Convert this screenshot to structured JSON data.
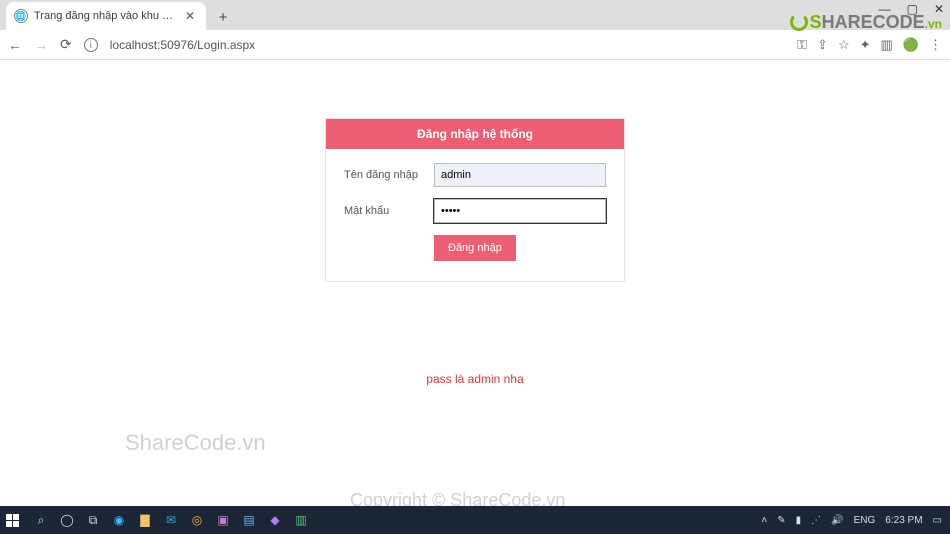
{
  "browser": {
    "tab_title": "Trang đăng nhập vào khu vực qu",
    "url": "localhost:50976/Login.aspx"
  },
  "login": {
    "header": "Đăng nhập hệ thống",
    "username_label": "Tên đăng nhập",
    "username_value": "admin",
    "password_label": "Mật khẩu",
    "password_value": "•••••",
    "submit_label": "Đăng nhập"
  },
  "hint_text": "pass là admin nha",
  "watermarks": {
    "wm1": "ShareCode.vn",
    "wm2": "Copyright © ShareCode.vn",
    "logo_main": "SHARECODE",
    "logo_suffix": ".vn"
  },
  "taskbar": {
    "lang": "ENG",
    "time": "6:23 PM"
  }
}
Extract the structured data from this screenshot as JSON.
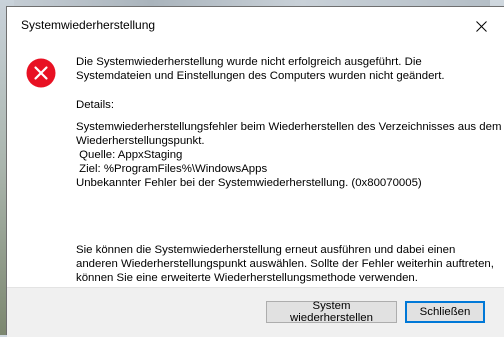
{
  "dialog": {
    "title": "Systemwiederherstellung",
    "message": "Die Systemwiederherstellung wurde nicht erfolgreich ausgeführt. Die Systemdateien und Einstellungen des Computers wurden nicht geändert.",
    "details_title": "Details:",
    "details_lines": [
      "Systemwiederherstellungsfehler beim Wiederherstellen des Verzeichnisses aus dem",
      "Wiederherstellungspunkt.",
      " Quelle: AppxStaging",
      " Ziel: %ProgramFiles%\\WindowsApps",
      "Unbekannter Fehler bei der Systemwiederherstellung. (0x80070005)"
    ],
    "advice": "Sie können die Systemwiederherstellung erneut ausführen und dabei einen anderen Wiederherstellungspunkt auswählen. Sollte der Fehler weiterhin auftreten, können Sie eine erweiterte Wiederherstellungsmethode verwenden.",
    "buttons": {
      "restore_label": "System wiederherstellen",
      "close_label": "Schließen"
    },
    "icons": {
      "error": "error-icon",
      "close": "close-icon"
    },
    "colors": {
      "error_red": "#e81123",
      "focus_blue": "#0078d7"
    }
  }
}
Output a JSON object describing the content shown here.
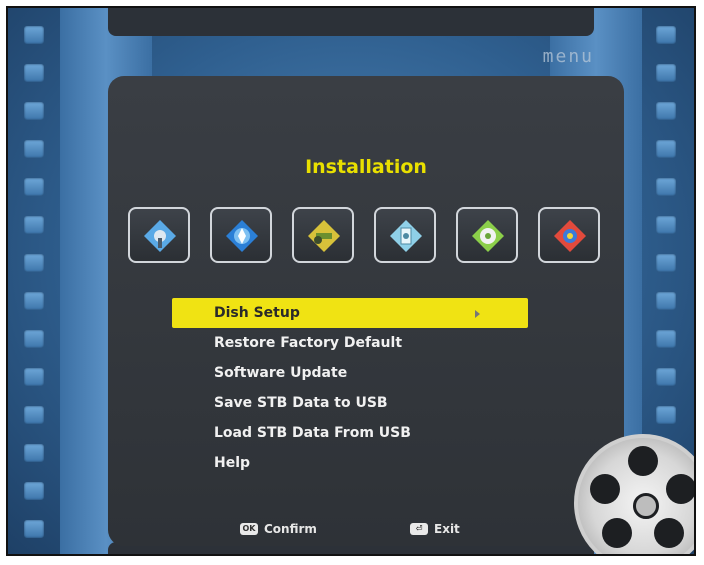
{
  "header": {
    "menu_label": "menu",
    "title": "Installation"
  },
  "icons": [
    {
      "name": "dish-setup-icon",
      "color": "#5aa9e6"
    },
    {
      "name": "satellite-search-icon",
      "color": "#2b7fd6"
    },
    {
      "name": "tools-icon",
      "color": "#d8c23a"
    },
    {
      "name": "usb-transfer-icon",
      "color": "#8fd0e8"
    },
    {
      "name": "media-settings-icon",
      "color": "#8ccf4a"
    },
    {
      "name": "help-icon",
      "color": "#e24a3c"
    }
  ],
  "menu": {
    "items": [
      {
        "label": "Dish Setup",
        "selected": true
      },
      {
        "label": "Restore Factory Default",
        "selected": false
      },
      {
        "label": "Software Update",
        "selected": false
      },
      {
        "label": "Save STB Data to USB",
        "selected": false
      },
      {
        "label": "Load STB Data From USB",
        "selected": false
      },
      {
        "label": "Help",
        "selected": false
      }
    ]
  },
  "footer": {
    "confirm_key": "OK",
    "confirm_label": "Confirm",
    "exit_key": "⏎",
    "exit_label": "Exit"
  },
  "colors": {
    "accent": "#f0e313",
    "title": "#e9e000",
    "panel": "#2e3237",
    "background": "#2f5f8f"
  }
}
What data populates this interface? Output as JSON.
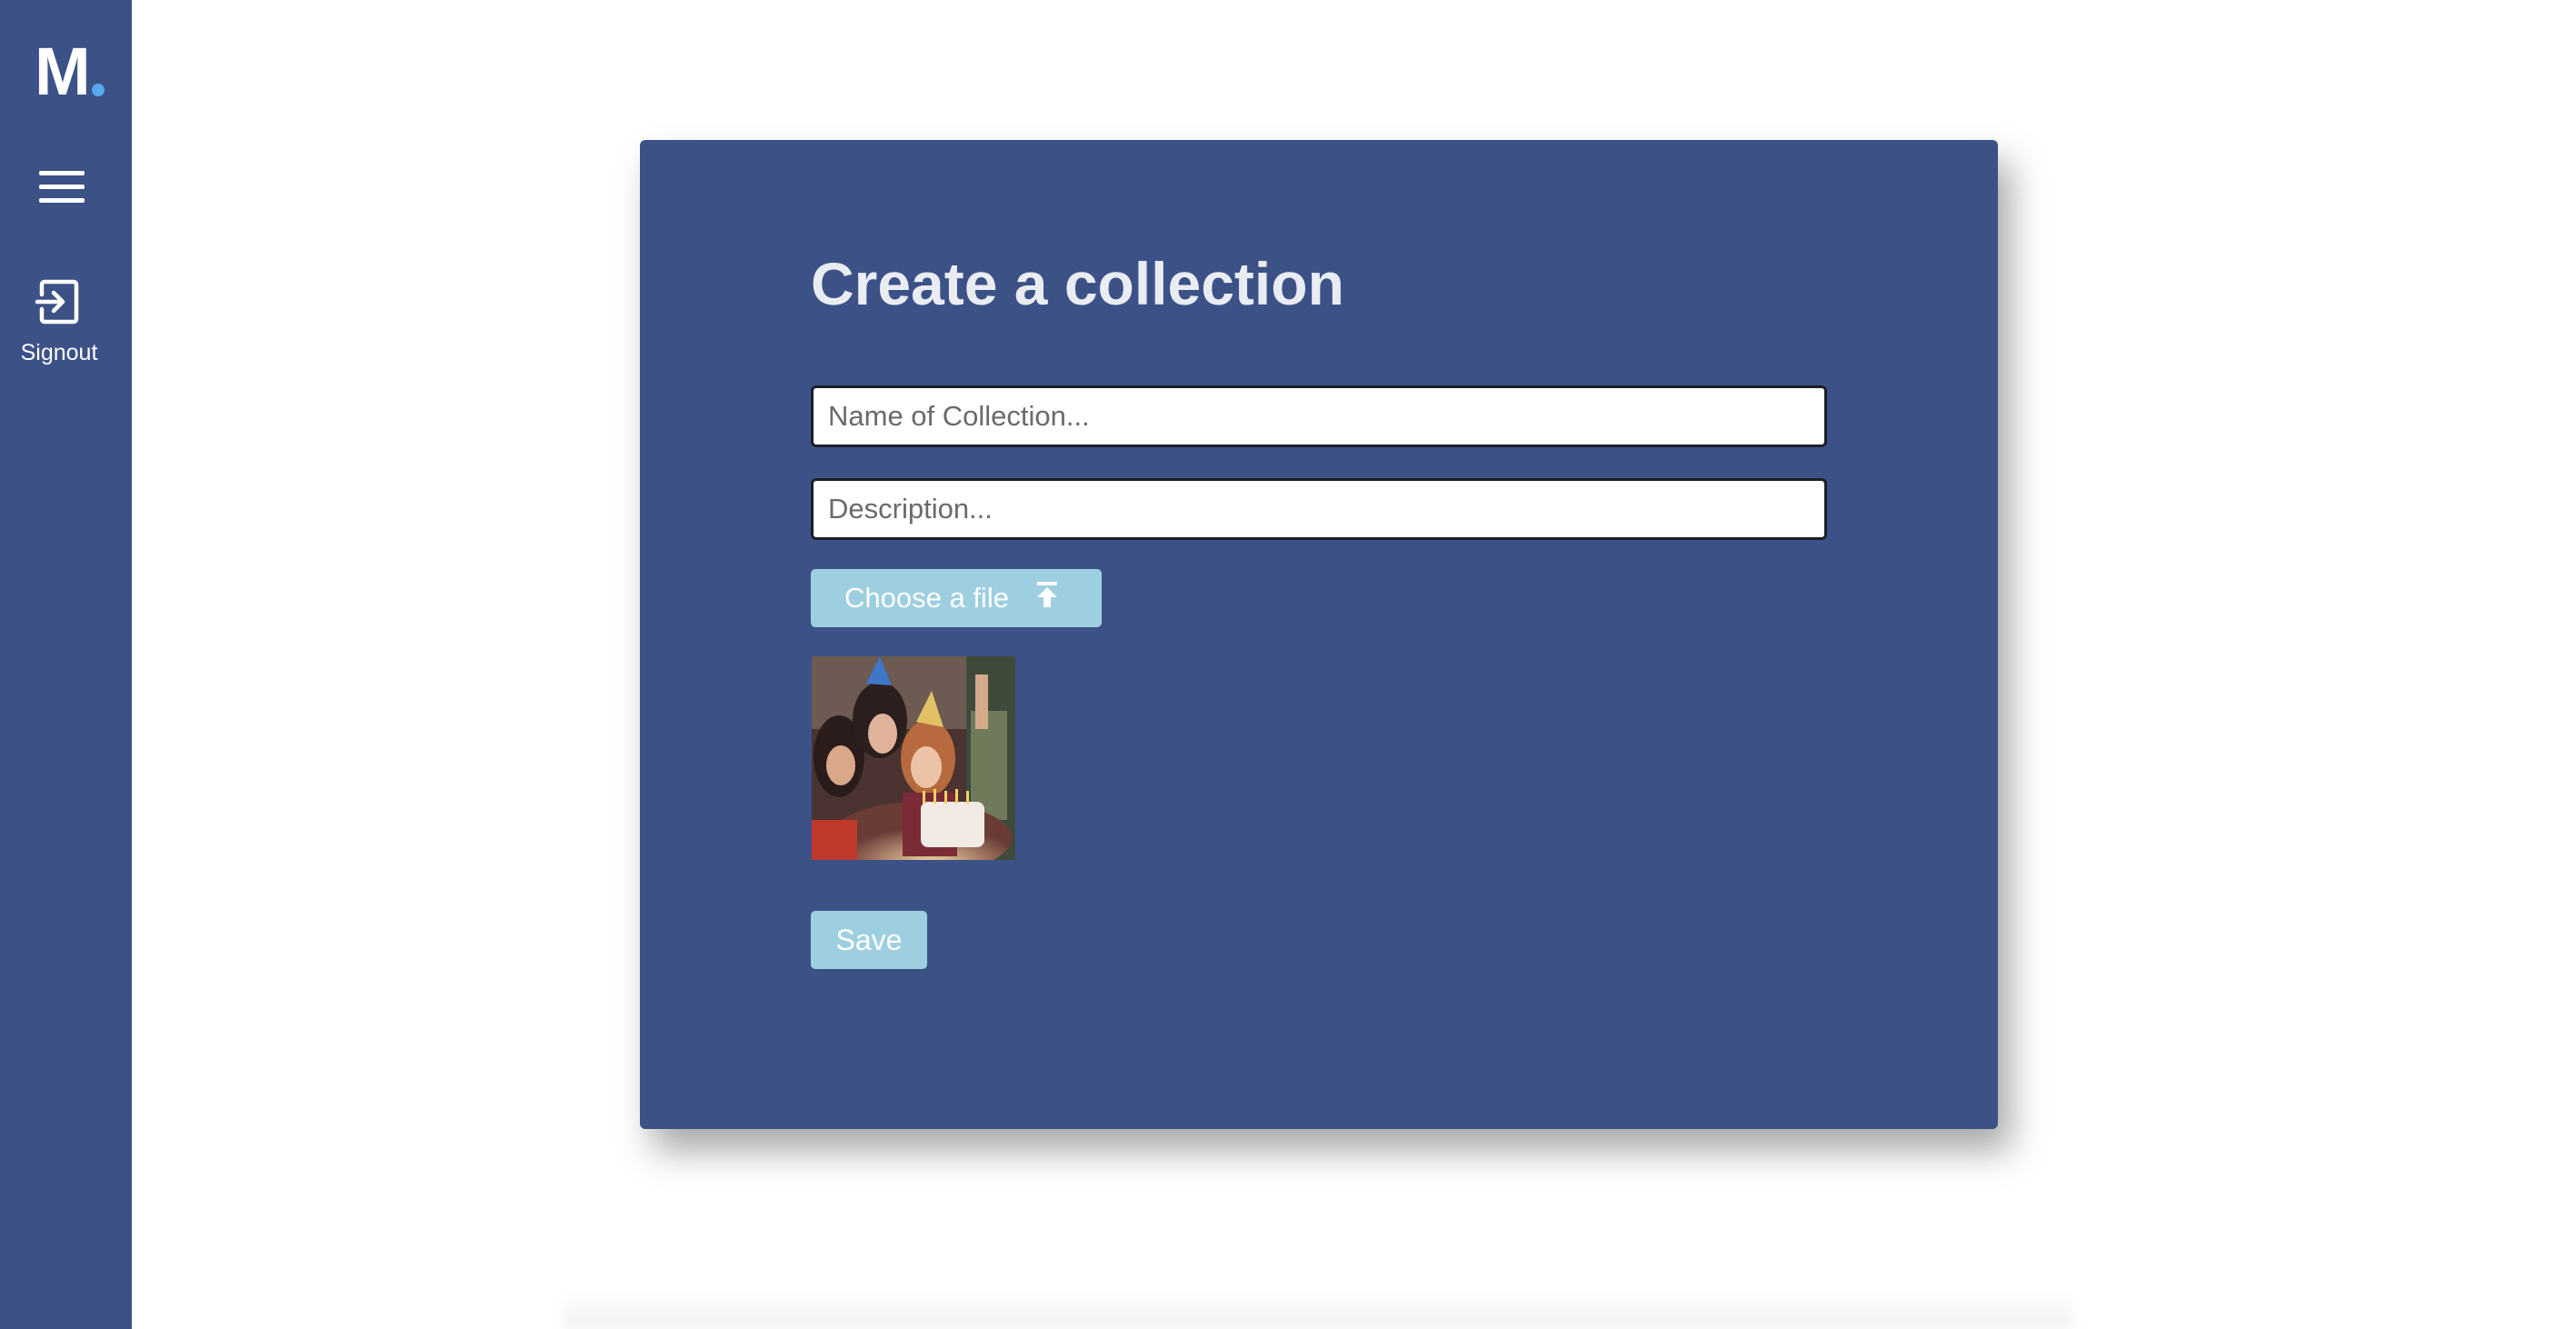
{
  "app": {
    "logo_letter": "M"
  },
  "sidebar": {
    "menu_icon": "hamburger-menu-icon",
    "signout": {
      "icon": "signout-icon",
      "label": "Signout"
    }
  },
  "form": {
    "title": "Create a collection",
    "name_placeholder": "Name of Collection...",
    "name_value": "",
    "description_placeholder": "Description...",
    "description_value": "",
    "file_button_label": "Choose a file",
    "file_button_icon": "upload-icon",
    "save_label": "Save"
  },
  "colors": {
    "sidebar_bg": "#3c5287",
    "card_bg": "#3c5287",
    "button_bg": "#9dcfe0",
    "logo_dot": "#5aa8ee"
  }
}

The problem = Leave out all pictures, then copy the remaining material exactly.

Task response =
Convert this screenshot to structured JSON data.
{
  "browser": {
    "tab_title": "Trang đăng nhập vào khu vực qu",
    "url": "localhost:50976/Login.aspx"
  },
  "login": {
    "header": "Đăng nhập hệ thống",
    "username_label": "Tên đăng nhập",
    "username_value": "admin",
    "password_label": "Mật khẩu",
    "password_value": "•••••",
    "submit_label": "Đăng nhập"
  },
  "hint_text": "pass là admin nha",
  "watermarks": {
    "wm1": "ShareCode.vn",
    "wm2": "Copyright © ShareCode.vn",
    "logo_main": "SHARECODE",
    "logo_suffix": ".vn"
  },
  "taskbar": {
    "lang": "ENG",
    "time": "6:23 PM"
  }
}
Extract the structured data from this screenshot as JSON.
{
  "dialog": {
    "title": "Systemwiederherstellung",
    "message": "Die Systemwiederherstellung wurde nicht erfolgreich ausgeführt. Die Systemdateien und Einstellungen des Computers wurden nicht geändert.",
    "details_title": "Details:",
    "details_lines": [
      "Systemwiederherstellungsfehler beim Wiederherstellen des Verzeichnisses aus dem",
      "Wiederherstellungspunkt.",
      " Quelle: AppxStaging",
      " Ziel: %ProgramFiles%\\WindowsApps",
      "Unbekannter Fehler bei der Systemwiederherstellung. (0x80070005)"
    ],
    "advice": "Sie können die Systemwiederherstellung erneut ausführen und dabei einen anderen Wiederherstellungspunkt auswählen. Sollte der Fehler weiterhin auftreten, können Sie eine erweiterte Wiederherstellungsmethode verwenden.",
    "buttons": {
      "restore_label": "System wiederherstellen",
      "close_label": "Schließen"
    },
    "icons": {
      "error": "error-icon",
      "close": "close-icon"
    },
    "colors": {
      "error_red": "#e81123",
      "focus_blue": "#0078d7"
    }
  }
}
Output a JSON object describing the content shown here.
{
  "header": {
    "menu_label": "menu",
    "title": "Installation"
  },
  "icons": [
    {
      "name": "dish-setup-icon",
      "color": "#5aa9e6"
    },
    {
      "name": "satellite-search-icon",
      "color": "#2b7fd6"
    },
    {
      "name": "tools-icon",
      "color": "#d8c23a"
    },
    {
      "name": "usb-transfer-icon",
      "color": "#8fd0e8"
    },
    {
      "name": "media-settings-icon",
      "color": "#8ccf4a"
    },
    {
      "name": "help-icon",
      "color": "#e24a3c"
    }
  ],
  "menu": {
    "items": [
      {
        "label": "Dish Setup",
        "selected": true
      },
      {
        "label": "Restore Factory Default",
        "selected": false
      },
      {
        "label": "Software Update",
        "selected": false
      },
      {
        "label": "Save STB Data to USB",
        "selected": false
      },
      {
        "label": "Load STB Data From USB",
        "selected": false
      },
      {
        "label": "Help",
        "selected": false
      }
    ]
  },
  "footer": {
    "confirm_key": "OK",
    "confirm_label": "Confirm",
    "exit_key": "⏎",
    "exit_label": "Exit"
  },
  "colors": {
    "accent": "#f0e313",
    "title": "#e9e000",
    "panel": "#2e3237",
    "background": "#2f5f8f"
  }
}
What data populates this interface? Output as JSON.
{
  "app": {
    "logo_letter": "M"
  },
  "sidebar": {
    "menu_icon": "hamburger-menu-icon",
    "signout": {
      "icon": "signout-icon",
      "label": "Signout"
    }
  },
  "form": {
    "title": "Create a collection",
    "name_placeholder": "Name of Collection...",
    "name_value": "",
    "description_placeholder": "Description...",
    "description_value": "",
    "file_button_label": "Choose a file",
    "file_button_icon": "upload-icon",
    "save_label": "Save"
  },
  "colors": {
    "sidebar_bg": "#3c5287",
    "card_bg": "#3c5287",
    "button_bg": "#9dcfe0",
    "logo_dot": "#5aa8ee"
  }
}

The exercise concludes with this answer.